-- Start of RECORDS SHOWN --

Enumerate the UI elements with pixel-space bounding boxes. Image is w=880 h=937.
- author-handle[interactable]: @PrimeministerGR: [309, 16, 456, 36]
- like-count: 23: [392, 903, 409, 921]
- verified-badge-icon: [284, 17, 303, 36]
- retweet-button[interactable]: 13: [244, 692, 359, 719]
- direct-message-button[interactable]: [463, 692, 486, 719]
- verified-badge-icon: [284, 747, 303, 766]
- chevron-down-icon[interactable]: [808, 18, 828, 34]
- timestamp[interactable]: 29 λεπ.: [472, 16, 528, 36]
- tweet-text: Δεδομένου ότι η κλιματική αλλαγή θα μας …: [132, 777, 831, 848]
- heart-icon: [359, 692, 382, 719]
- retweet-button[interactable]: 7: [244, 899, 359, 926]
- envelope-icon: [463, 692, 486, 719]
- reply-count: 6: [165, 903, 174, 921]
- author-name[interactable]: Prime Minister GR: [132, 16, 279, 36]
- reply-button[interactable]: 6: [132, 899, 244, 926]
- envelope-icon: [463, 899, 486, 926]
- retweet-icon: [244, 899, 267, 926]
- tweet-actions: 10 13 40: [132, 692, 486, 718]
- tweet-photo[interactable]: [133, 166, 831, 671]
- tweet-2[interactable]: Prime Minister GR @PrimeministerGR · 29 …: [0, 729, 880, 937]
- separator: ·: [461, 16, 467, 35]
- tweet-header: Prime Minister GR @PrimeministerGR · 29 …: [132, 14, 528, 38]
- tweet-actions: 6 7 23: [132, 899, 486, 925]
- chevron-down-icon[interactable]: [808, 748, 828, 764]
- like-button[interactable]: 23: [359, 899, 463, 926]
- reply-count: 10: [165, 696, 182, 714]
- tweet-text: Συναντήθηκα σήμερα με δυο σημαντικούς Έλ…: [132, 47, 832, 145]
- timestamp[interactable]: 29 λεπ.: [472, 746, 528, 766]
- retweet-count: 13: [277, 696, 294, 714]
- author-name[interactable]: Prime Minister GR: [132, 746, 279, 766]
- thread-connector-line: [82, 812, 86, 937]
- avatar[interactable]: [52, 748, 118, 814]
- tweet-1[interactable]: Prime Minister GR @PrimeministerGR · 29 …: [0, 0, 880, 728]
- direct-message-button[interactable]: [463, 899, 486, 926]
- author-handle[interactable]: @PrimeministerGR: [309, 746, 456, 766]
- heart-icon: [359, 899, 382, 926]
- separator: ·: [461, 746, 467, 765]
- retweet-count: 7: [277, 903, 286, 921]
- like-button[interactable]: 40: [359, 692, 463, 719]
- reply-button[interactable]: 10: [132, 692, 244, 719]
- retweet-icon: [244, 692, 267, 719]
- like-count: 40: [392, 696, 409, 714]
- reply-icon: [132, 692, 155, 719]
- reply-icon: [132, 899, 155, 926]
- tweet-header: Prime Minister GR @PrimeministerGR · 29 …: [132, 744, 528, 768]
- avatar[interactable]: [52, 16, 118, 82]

-- End of RECORDS SHOWN --

EXERCISE PROMPT:
Starting at the beginning of the data and ending after the line containing "- verified-badge-icon: [284, 17, 303, 36]", rewrite those lines with "like-count" replaced by "heart-count". Leave everything else unchanged.

RESULT OF THE EXERCISE:
Enumerate the UI elements with pixel-space bounding boxes. Image is w=880 h=937.
- author-handle[interactable]: @PrimeministerGR: [309, 16, 456, 36]
- heart-count: 23: [392, 903, 409, 921]
- verified-badge-icon: [284, 17, 303, 36]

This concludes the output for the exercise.